» TEXTE FOURNI:
· · · · ·
Le projet de la nouvelle constitution a suscité depuis sa parution, tard dans la soirée du 30 juin 2022, divers commentaires, allant de la réserve sur certains points, jusqu’à l’inquiétude, voire l’exaspération, que ce soit de la part des citoyens que des spécialistes en droit constitutionnel. Réactions venant de tout bord, dont des membres du haut comité du dialogue, naguère chargés d’élaborer un projet et qui aujourd’hui ne se reconnaissent pas en la mouture officielle, qui sera soumise au referendum, dont le doyen Sadok Belaïd et Amine Mahfoudh. Ces derniers s’accordent à dire que le projet officiel de la nouvelle Constitution, n’est pas celui qu’ils ont élaboré au sein du haut comité du dialogue. Déjà sur ce point on se demande si ce comité de dialogue n’a pas eu tout simplement un rôle de parade, pour un semblant de dialogue que Kais Saied refusait à la base. Pour preuve, après la remise du projet par le président du comité, il ne s’est jamais concerté avec eux, sur les modifications qu’il a introduites ultérieurement ou sur les points qu’il voulait revoir.
· · · · ·
» DONNÉES FOURNIES:
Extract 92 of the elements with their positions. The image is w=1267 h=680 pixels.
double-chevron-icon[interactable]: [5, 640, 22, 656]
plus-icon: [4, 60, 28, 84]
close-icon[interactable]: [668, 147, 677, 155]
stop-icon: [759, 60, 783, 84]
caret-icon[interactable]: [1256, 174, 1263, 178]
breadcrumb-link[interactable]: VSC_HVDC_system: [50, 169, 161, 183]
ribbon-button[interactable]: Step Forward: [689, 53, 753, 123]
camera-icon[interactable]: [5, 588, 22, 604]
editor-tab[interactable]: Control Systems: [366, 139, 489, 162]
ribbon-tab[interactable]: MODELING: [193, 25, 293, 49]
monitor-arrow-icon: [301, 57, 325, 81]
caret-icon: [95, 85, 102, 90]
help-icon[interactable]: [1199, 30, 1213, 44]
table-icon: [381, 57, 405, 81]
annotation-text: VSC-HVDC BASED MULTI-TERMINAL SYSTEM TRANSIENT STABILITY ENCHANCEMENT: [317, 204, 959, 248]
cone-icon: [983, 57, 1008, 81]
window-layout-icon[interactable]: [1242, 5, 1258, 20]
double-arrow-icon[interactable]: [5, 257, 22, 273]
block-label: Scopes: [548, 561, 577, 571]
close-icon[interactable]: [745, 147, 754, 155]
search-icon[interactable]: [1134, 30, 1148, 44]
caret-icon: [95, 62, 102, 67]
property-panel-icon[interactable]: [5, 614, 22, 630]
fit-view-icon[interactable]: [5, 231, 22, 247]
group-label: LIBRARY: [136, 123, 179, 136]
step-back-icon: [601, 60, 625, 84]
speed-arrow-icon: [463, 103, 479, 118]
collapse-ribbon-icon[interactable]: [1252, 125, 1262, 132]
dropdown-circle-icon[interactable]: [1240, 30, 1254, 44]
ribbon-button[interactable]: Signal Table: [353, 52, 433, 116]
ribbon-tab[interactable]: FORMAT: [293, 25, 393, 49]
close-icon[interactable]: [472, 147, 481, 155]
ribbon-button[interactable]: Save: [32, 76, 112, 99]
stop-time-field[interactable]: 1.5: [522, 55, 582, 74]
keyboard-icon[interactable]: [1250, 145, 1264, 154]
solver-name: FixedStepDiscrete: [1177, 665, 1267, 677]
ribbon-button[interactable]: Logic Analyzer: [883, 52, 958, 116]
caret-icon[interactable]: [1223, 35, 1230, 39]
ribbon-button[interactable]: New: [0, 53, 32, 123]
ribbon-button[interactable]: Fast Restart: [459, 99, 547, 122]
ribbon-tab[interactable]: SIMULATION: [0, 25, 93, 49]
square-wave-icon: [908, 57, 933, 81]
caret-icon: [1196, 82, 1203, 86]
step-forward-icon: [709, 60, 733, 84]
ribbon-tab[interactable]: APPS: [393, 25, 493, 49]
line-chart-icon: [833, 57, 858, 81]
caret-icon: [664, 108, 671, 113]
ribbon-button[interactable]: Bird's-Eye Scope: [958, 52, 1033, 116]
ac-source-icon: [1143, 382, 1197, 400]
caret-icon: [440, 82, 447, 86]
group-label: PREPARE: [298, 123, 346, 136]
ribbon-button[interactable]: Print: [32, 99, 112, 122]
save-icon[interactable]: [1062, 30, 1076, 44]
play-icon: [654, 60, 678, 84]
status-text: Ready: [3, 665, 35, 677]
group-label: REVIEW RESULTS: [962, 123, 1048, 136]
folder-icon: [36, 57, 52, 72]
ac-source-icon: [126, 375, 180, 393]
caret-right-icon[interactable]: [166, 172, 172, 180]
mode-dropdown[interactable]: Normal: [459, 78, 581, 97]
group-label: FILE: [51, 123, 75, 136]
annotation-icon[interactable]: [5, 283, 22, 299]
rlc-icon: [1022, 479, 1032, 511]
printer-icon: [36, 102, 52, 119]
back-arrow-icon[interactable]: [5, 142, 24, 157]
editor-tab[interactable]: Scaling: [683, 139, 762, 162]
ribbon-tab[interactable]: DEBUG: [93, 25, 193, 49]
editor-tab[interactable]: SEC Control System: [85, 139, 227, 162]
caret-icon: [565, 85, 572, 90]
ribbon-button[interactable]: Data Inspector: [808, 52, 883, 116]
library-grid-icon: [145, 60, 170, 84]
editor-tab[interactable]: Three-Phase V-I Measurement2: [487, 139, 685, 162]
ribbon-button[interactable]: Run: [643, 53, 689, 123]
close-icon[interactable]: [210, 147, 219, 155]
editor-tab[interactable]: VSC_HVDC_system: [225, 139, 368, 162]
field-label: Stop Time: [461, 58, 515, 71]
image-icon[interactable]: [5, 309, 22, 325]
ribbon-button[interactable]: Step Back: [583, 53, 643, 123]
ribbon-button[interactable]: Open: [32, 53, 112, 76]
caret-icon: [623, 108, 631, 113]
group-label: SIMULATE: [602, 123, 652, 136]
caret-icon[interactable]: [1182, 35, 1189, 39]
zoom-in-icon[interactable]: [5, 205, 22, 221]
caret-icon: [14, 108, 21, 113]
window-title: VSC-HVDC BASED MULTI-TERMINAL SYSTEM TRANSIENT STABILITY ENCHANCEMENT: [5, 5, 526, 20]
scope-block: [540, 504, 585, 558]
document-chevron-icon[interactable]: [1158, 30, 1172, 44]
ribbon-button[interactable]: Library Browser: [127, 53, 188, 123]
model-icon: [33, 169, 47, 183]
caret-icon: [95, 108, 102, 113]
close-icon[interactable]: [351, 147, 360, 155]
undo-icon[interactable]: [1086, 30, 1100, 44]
· · · · ·
» CONSIGNE 1: Recopiez intégralement le texte sur le projet de nouvelle constitution, sans y apporter le moindre changement.
» CONSIGNE 2: Extrayez des enregistrements, sans aucune modification, les lignes qui vont du début jusqu'à la ligne contenant "help-icon[interactable]: [1199, 30, 1213, 44]", celle-ci comprise, et aucune autre.

» RÉPONSE RÉDIGÉE 1:
Le projet de la nouvelle constitution a suscité depuis sa parution, tard dans la soirée du 30 juin 2022, divers commentaires, allant de la réserve sur certains points, jusqu’à l’inquiétude, voire l’exaspération, que ce soit de la part des citoyens que des spécialistes en droit constitutionnel. Réactions venant de tout bord, dont des membres du haut comité du dialogue, naguère chargés d’élaborer un projet et qui aujourd’hui ne se reconnaissent pas en la mouture officielle, qui sera soumise au referendum, dont le doyen Sadok Belaïd et Amine Mahfoudh. Ces derniers s’accordent à dire que le projet officiel de la nouvelle Constitution, n’est pas celui qu’ils ont élaboré au sein du haut comité du dialogue. Déjà sur ce point on se demande si ce comité de dialogue n’a pas eu tout simplement un rôle de parade, pour un semblant de dialogue que Kais Saied refusait à la base. Pour preuve, après la remise du projet par le président du comité, il ne s’est jamais concerté avec eux, sur les modifications qu’il a introduites ultérieurement ou sur les points qu’il voulait revoir.

» RÉPONSE RÉDIGÉE 2:
Extract 92 of the elements with their positions. The image is w=1267 h=680 pixels.
double-chevron-icon[interactable]: [5, 640, 22, 656]
plus-icon: [4, 60, 28, 84]
close-icon[interactable]: [668, 147, 677, 155]
stop-icon: [759, 60, 783, 84]
caret-icon[interactable]: [1256, 174, 1263, 178]
breadcrumb-link[interactable]: VSC_HVDC_system: [50, 169, 161, 183]
ribbon-button[interactable]: Step Forward: [689, 53, 753, 123]
camera-icon[interactable]: [5, 588, 22, 604]
editor-tab[interactable]: Control Systems: [366, 139, 489, 162]
ribbon-tab[interactable]: MODELING: [193, 25, 293, 49]
monitor-arrow-icon: [301, 57, 325, 81]
caret-icon: [95, 85, 102, 90]
help-icon[interactable]: [1199, 30, 1213, 44]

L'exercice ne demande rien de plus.